> [Short problem] Write out the records beneath this line exactly as they appear, minus any images.

[Stored entries]
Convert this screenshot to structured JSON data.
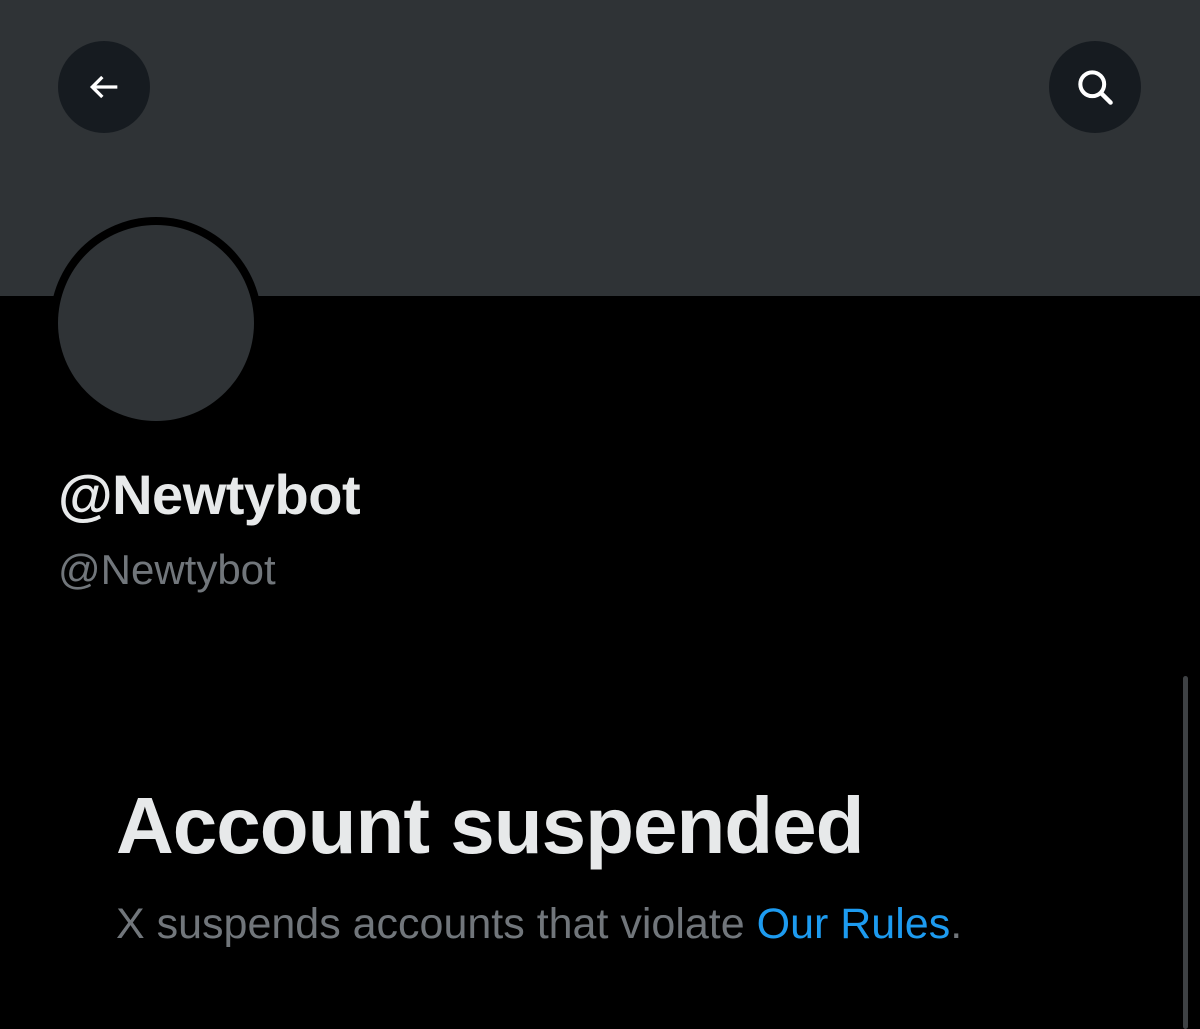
{
  "header": {
    "back_icon": "arrow-left-icon",
    "search_icon": "search-icon"
  },
  "profile": {
    "display_name": "@Newtybot",
    "handle": "@Newtybot"
  },
  "suspension": {
    "title": "Account suspended",
    "message_prefix": "X suspends accounts that violate ",
    "rules_link": "Our Rules",
    "message_suffix": "."
  },
  "colors": {
    "background": "#000000",
    "banner": "#2f3336",
    "primary_text": "#e7e9ea",
    "secondary_text": "#71767b",
    "link": "#1d9bf0"
  }
}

> [Task result]
Convert this screenshot to structured JSON data.
{
  "header": {
    "back_icon": "arrow-left-icon",
    "search_icon": "search-icon"
  },
  "profile": {
    "display_name": "@Newtybot",
    "handle": "@Newtybot"
  },
  "suspension": {
    "title": "Account suspended",
    "message_prefix": "X suspends accounts that violate ",
    "rules_link": "Our Rules",
    "message_suffix": "."
  },
  "colors": {
    "background": "#000000",
    "banner": "#2f3336",
    "primary_text": "#e7e9ea",
    "secondary_text": "#71767b",
    "link": "#1d9bf0"
  }
}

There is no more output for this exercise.